- [Short exercise] Pictures do not belong in the copy; quote every entry below exactly.

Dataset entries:

______________________________

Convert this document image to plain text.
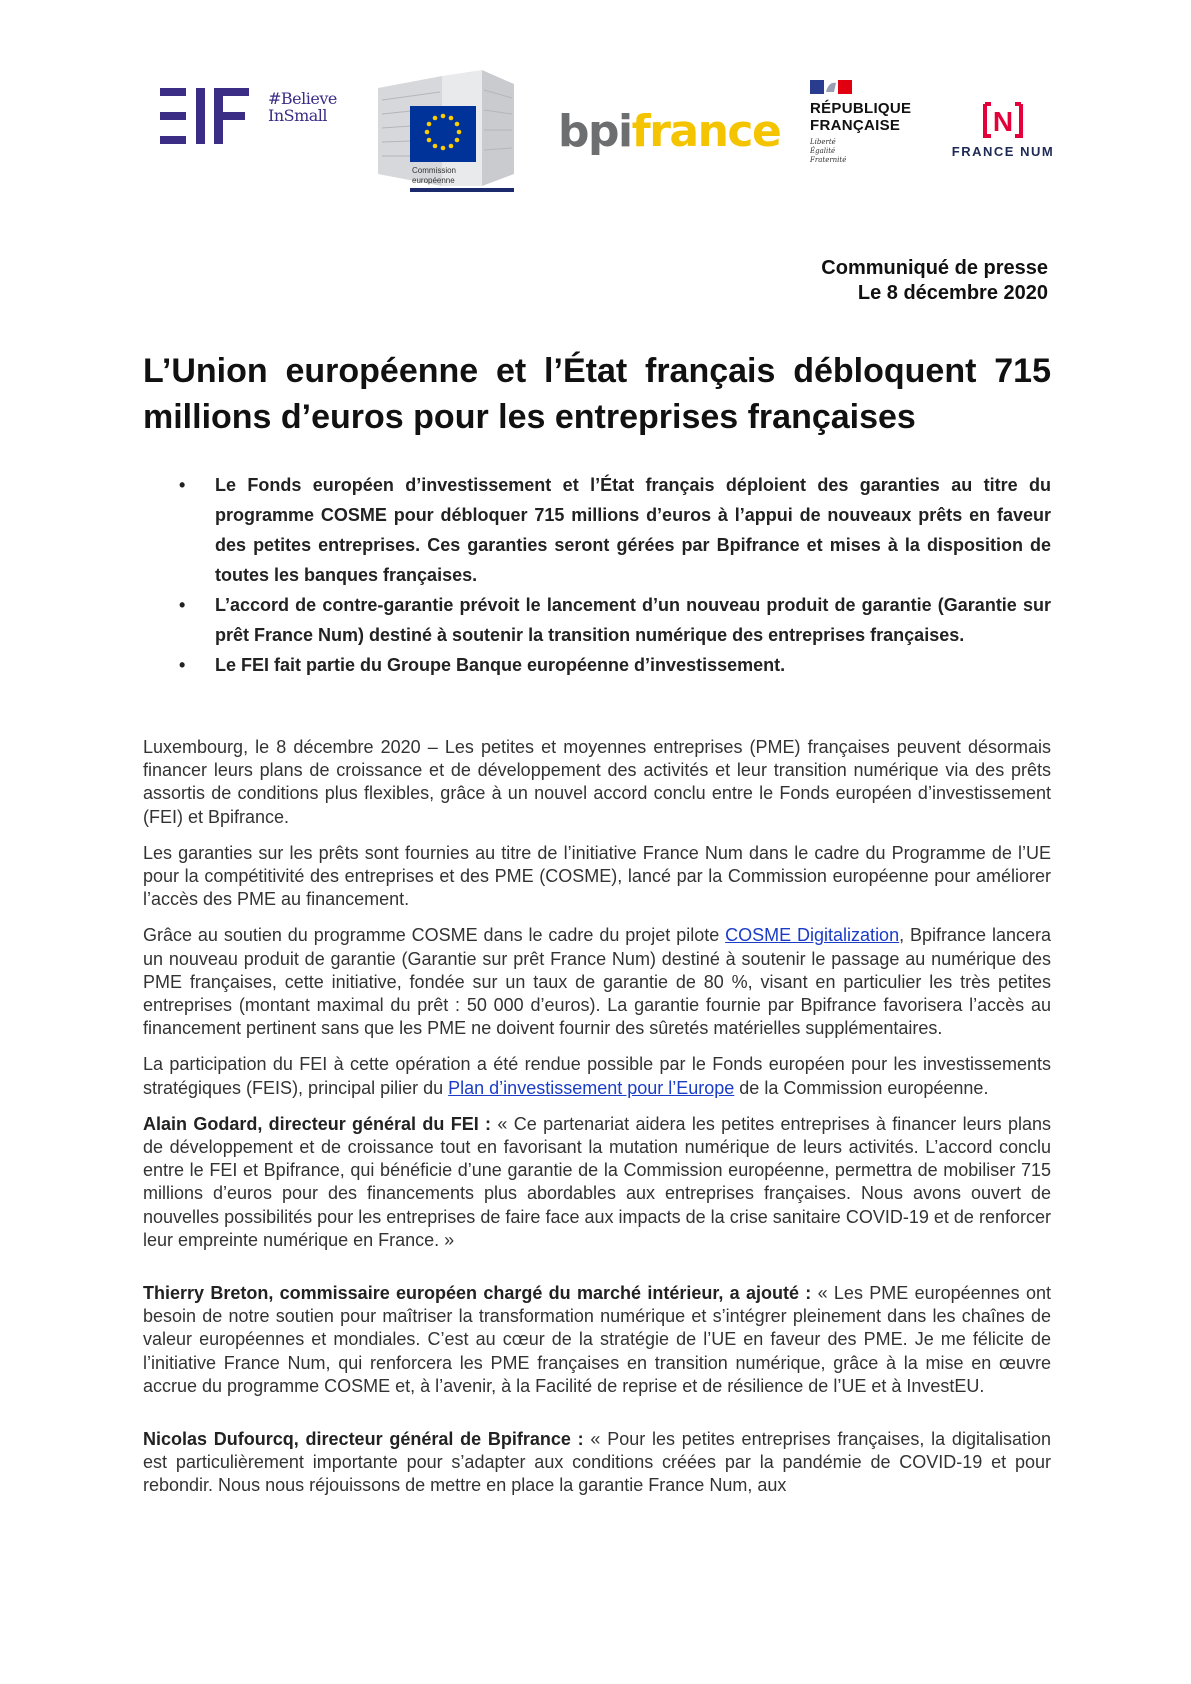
#Believe
InSmall
Commission
européenne
bpifrance RÉPUBLIQUE
FRANÇAISE
Liberté
Égalité
Fraternité
N
FRANCE NUM
Communiqué de presse
Le 8 décembre 2020
L’Union européenne et l’État français débloquent 715 millions d’euros pour les entreprises françaises
• Le Fonds européen d’investissement et l’État français déploient des garanties au titre du programme COSME pour débloquer 715 millions d’euros à l’appui de nouveaux prêts en faveur des petites entreprises. Ces garanties seront gérées par Bpifrance et mises à la disposition de toutes les banques françaises.
• L’accord de contre-garantie prévoit le lancement d’un nouveau produit de garantie (Garantie sur prêt France Num) destiné à soutenir la transition numérique des entreprises françaises.
• Le FEI fait partie du Groupe Banque européenne d’investissement.

Luxembourg, le 8 décembre 2020 – Les petites et moyennes entreprises (PME) françaises peuvent désormais financer leurs plans de croissance et de développement des activités et leur transition numérique via des prêts assortis de conditions plus flexibles, grâce à un nouvel accord conclu entre le Fonds européen d’investissement (FEI) et Bpifrance.

Les garanties sur les prêts sont fournies au titre de l’initiative France Num dans le cadre du Programme de l’UE pour la compétitivité des entreprises et des PME (COSME), lancé par la Commission européenne pour améliorer l’accès des PME au financement.

Grâce au soutien du programme COSME dans le cadre du projet pilote COSME Digitalization, Bpifrance lancera un nouveau produit de garantie (Garantie sur prêt France Num) destiné à soutenir le passage au numérique des PME françaises, cette initiative, fondée sur un taux de garantie de 80 %, visant en particulier les très petites entreprises (montant maximal du prêt : 50 000 d’euros). La garantie fournie par Bpifrance favorisera l’accès au financement pertinent sans que les PME ne doivent fournir des sûretés matérielles supplémentaires.

La participation du FEI à cette opération a été rendue possible par le Fonds européen pour les investissements stratégiques (FEIS), principal pilier du Plan d’investissement pour l’Europe de la Commission européenne.

Alain Godard, directeur général du FEI : « Ce partenariat aidera les petites entreprises à financer leurs plans de développement et de croissance tout en favorisant la mutation numérique de leurs activités. L’accord conclu entre le FEI et Bpifrance, qui bénéficie d’une garantie de la Commission européenne, permettra de mobiliser 715 millions d’euros pour des financements plus abordables aux entreprises françaises. Nous avons ouvert de nouvelles possibilités pour les entreprises de faire face aux impacts de la crise sanitaire COVID-19 et de renforcer leur empreinte numérique en France. »

Thierry Breton, commissaire européen chargé du marché intérieur, a ajouté : « Les PME européennes ont besoin de notre soutien pour maîtriser la transformation numérique et s’intégrer pleinement dans les chaînes de valeur européennes et mondiales. C’est au cœur de la stratégie de l’UE en faveur des PME. Je me félicite de l’initiative France Num, qui renforcera les PME françaises en transition numérique, grâce à la mise en œuvre accrue du programme COSME et, à l’avenir, à la Facilité de reprise et de résilience de l’UE et à InvestEU.

Nicolas Dufourcq, directeur général de Bpifrance : « Pour les petites entreprises françaises, la digitalisation est particulièrement importante pour s’adapter aux conditions créées par la pandémie de COVID-19 et pour rebondir. Nous nous réjouissons de mettre en place la garantie France Num, aux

______________________________

- [Completed task]
Convert this document image to plain text.
#Believe
InSmall
Commission
européenne
bpifrance RÉPUBLIQUE
FRANÇAISE
Liberté
Égalité
Fraternité
N
FRANCE NUM
Communiqué de presse
Le 8 décembre 2020
L’Union européenne et l’État français débloquent 715 millions d’euros pour les entreprises françaises
• Le Fonds européen d’investissement et l’État français déploient des garanties au titre du programme COSME pour débloquer 715 millions d’euros à l’appui de nouveaux prêts en faveur des petites entreprises. Ces garanties seront gérées par Bpifrance et mises à la disposition de toutes les banques françaises.
• L’accord de contre-garantie prévoit le lancement d’un nouveau produit de garantie (Garantie sur prêt France Num) destiné à soutenir la transition numérique des entreprises françaises.
• Le FEI fait partie du Groupe Banque européenne d’investissement.

Luxembourg, le 8 décembre 2020 – Les petites et moyennes entreprises (PME) françaises peuvent désormais financer leurs plans de croissance et de développement des activités et leur transition numérique via des prêts assortis de conditions plus flexibles, grâce à un nouvel accord conclu entre le Fonds européen d’investissement (FEI) et Bpifrance.

Les garanties sur les prêts sont fournies au titre de l’initiative France Num dans le cadre du Programme de l’UE pour la compétitivité des entreprises et des PME (COSME), lancé par la Commission européenne pour améliorer l’accès des PME au financement.

Grâce au soutien du programme COSME dans le cadre du projet pilote COSME Digitalization, Bpifrance lancera un nouveau produit de garantie (Garantie sur prêt France Num) destiné à soutenir le passage au numérique des PME françaises, cette initiative, fondée sur un taux de garantie de 80 %, visant en particulier les très petites entreprises (montant maximal du prêt : 50 000 d’euros). La garantie fournie par Bpifrance favorisera l’accès au financement pertinent sans que les PME ne doivent fournir des sûretés matérielles supplémentaires.

La participation du FEI à cette opération a été rendue possible par le Fonds européen pour les investissements stratégiques (FEIS), principal pilier du Plan d’investissement pour l’Europe de la Commission européenne.

Alain Godard, directeur général du FEI : « Ce partenariat aidera les petites entreprises à financer leurs plans de développement et de croissance tout en favorisant la mutation numérique de leurs activités. L’accord conclu entre le FEI et Bpifrance, qui bénéficie d’une garantie de la Commission européenne, permettra de mobiliser 715 millions d’euros pour des financements plus abordables aux entreprises françaises. Nous avons ouvert de nouvelles possibilités pour les entreprises de faire face aux impacts de la crise sanitaire COVID-19 et de renforcer leur empreinte numérique en France. »

Thierry Breton, commissaire européen chargé du marché intérieur, a ajouté : « Les PME européennes ont besoin de notre soutien pour maîtriser la transformation numérique et s’intégrer pleinement dans les chaînes de valeur européennes et mondiales. C’est au cœur de la stratégie de l’UE en faveur des PME. Je me félicite de l’initiative France Num, qui renforcera les PME françaises en transition numérique, grâce à la mise en œuvre accrue du programme COSME et, à l’avenir, à la Facilité de reprise et de résilience de l’UE et à InvestEU.

Nicolas Dufourcq, directeur général de Bpifrance : « Pour les petites entreprises françaises, la digitalisation est particulièrement importante pour s’adapter aux conditions créées par la pandémie de COVID-19 et pour rebondir. Nous nous réjouissons de mettre en place la garantie France Num, aux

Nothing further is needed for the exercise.